--- BEGIN ---
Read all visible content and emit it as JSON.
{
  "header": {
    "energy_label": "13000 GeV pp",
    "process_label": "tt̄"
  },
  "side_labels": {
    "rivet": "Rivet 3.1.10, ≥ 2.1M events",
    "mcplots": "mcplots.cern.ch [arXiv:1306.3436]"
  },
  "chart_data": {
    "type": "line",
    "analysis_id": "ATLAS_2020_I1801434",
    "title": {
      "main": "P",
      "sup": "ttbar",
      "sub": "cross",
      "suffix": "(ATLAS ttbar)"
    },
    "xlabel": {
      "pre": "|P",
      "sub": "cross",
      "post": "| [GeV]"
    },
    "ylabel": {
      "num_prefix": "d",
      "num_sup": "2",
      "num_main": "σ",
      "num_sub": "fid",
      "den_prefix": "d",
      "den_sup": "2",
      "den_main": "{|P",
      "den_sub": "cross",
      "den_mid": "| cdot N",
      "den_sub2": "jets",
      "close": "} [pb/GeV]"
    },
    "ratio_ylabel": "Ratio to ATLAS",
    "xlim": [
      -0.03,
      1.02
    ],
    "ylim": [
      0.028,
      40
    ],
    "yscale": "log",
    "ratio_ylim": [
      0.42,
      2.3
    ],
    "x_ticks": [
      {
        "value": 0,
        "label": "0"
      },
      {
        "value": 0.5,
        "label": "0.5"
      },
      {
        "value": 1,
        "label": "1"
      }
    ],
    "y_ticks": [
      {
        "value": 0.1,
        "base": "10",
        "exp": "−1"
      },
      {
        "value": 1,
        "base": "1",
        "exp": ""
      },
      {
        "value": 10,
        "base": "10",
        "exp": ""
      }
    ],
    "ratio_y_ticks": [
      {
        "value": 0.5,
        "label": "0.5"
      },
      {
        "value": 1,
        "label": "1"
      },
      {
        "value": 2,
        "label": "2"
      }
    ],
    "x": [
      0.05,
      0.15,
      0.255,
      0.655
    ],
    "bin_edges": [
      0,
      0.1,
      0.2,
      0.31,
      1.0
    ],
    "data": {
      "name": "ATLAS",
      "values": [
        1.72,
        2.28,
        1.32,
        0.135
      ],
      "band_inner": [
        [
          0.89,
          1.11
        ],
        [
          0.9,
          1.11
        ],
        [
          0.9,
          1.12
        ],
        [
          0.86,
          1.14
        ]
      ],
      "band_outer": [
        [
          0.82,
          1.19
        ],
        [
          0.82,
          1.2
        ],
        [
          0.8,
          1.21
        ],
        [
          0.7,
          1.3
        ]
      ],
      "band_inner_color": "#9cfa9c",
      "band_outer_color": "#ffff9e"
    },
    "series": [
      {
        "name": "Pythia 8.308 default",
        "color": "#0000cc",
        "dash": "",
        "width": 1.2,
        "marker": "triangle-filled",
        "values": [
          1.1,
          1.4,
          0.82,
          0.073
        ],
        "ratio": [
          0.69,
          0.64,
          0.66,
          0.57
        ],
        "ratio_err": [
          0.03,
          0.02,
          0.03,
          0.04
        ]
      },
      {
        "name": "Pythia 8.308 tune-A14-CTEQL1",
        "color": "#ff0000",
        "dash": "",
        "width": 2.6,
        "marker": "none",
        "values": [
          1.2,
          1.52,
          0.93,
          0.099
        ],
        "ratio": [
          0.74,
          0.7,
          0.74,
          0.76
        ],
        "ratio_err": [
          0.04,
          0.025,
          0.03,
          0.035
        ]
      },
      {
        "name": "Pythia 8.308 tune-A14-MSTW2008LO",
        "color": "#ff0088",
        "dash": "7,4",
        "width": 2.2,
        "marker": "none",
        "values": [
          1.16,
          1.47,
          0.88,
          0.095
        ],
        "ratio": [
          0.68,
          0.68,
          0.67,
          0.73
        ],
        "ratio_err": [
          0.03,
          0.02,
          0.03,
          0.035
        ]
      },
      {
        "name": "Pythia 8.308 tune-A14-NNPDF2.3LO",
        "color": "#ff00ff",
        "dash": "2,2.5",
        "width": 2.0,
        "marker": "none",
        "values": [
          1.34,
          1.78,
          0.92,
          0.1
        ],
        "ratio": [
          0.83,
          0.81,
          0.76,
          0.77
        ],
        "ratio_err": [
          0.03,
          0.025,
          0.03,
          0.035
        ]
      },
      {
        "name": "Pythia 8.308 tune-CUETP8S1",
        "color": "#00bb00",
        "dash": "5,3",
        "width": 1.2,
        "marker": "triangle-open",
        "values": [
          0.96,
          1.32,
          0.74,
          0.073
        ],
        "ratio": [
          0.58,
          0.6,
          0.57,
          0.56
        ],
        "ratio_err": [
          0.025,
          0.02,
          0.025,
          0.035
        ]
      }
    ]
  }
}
--- END ---
■ Problem to solve
All of the records must be retyped exactly as they are.

■ Completed exercise
Read all visible content and emit it as JSON.
{
  "header": {
    "energy_label": "13000 GeV pp",
    "process_label": "tt̄"
  },
  "side_labels": {
    "rivet": "Rivet 3.1.10, ≥ 2.1M events",
    "mcplots": "mcplots.cern.ch [arXiv:1306.3436]"
  },
  "chart_data": {
    "type": "line",
    "analysis_id": "ATLAS_2020_I1801434",
    "title": {
      "main": "P",
      "sup": "ttbar",
      "sub": "cross",
      "suffix": "(ATLAS ttbar)"
    },
    "xlabel": {
      "pre": "|P",
      "sub": "cross",
      "post": "| [GeV]"
    },
    "ylabel": {
      "num_prefix": "d",
      "num_sup": "2",
      "num_main": "σ",
      "num_sub": "fid",
      "den_prefix": "d",
      "den_sup": "2",
      "den_main": "{|P",
      "den_sub": "cross",
      "den_mid": "| cdot N",
      "den_sub2": "jets",
      "close": "} [pb/GeV]"
    },
    "ratio_ylabel": "Ratio to ATLAS",
    "xlim": [
      -0.03,
      1.02
    ],
    "ylim": [
      0.028,
      40
    ],
    "yscale": "log",
    "ratio_ylim": [
      0.42,
      2.3
    ],
    "x_ticks": [
      {
        "value": 0,
        "label": "0"
      },
      {
        "value": 0.5,
        "label": "0.5"
      },
      {
        "value": 1,
        "label": "1"
      }
    ],
    "y_ticks": [
      {
        "value": 0.1,
        "base": "10",
        "exp": "−1"
      },
      {
        "value": 1,
        "base": "1",
        "exp": ""
      },
      {
        "value": 10,
        "base": "10",
        "exp": ""
      }
    ],
    "ratio_y_ticks": [
      {
        "value": 0.5,
        "label": "0.5"
      },
      {
        "value": 1,
        "label": "1"
      },
      {
        "value": 2,
        "label": "2"
      }
    ],
    "x": [
      0.05,
      0.15,
      0.255,
      0.655
    ],
    "bin_edges": [
      0,
      0.1,
      0.2,
      0.31,
      1.0
    ],
    "data": {
      "name": "ATLAS",
      "values": [
        1.72,
        2.28,
        1.32,
        0.135
      ],
      "band_inner": [
        [
          0.89,
          1.11
        ],
        [
          0.9,
          1.11
        ],
        [
          0.9,
          1.12
        ],
        [
          0.86,
          1.14
        ]
      ],
      "band_outer": [
        [
          0.82,
          1.19
        ],
        [
          0.82,
          1.2
        ],
        [
          0.8,
          1.21
        ],
        [
          0.7,
          1.3
        ]
      ],
      "band_inner_color": "#9cfa9c",
      "band_outer_color": "#ffff9e"
    },
    "series": [
      {
        "name": "Pythia 8.308 default",
        "color": "#0000cc",
        "dash": "",
        "width": 1.2,
        "marker": "triangle-filled",
        "values": [
          1.1,
          1.4,
          0.82,
          0.073
        ],
        "ratio": [
          0.69,
          0.64,
          0.66,
          0.57
        ],
        "ratio_err": [
          0.03,
          0.02,
          0.03,
          0.04
        ]
      },
      {
        "name": "Pythia 8.308 tune-A14-CTEQL1",
        "color": "#ff0000",
        "dash": "",
        "width": 2.6,
        "marker": "none",
        "values": [
          1.2,
          1.52,
          0.93,
          0.099
        ],
        "ratio": [
          0.74,
          0.7,
          0.74,
          0.76
        ],
        "ratio_err": [
          0.04,
          0.025,
          0.03,
          0.035
        ]
      },
      {
        "name": "Pythia 8.308 tune-A14-MSTW2008LO",
        "color": "#ff0088",
        "dash": "7,4",
        "width": 2.2,
        "marker": "none",
        "values": [
          1.16,
          1.47,
          0.88,
          0.095
        ],
        "ratio": [
          0.68,
          0.68,
          0.67,
          0.73
        ],
        "ratio_err": [
          0.03,
          0.02,
          0.03,
          0.035
        ]
      },
      {
        "name": "Pythia 8.308 tune-A14-NNPDF2.3LO",
        "color": "#ff00ff",
        "dash": "2,2.5",
        "width": 2.0,
        "marker": "none",
        "values": [
          1.34,
          1.78,
          0.92,
          0.1
        ],
        "ratio": [
          0.83,
          0.81,
          0.76,
          0.77
        ],
        "ratio_err": [
          0.03,
          0.025,
          0.03,
          0.035
        ]
      },
      {
        "name": "Pythia 8.308 tune-CUETP8S1",
        "color": "#00bb00",
        "dash": "5,3",
        "width": 1.2,
        "marker": "triangle-open",
        "values": [
          0.96,
          1.32,
          0.74,
          0.073
        ],
        "ratio": [
          0.58,
          0.6,
          0.57,
          0.56
        ],
        "ratio_err": [
          0.025,
          0.02,
          0.025,
          0.035
        ]
      }
    ]
  }
}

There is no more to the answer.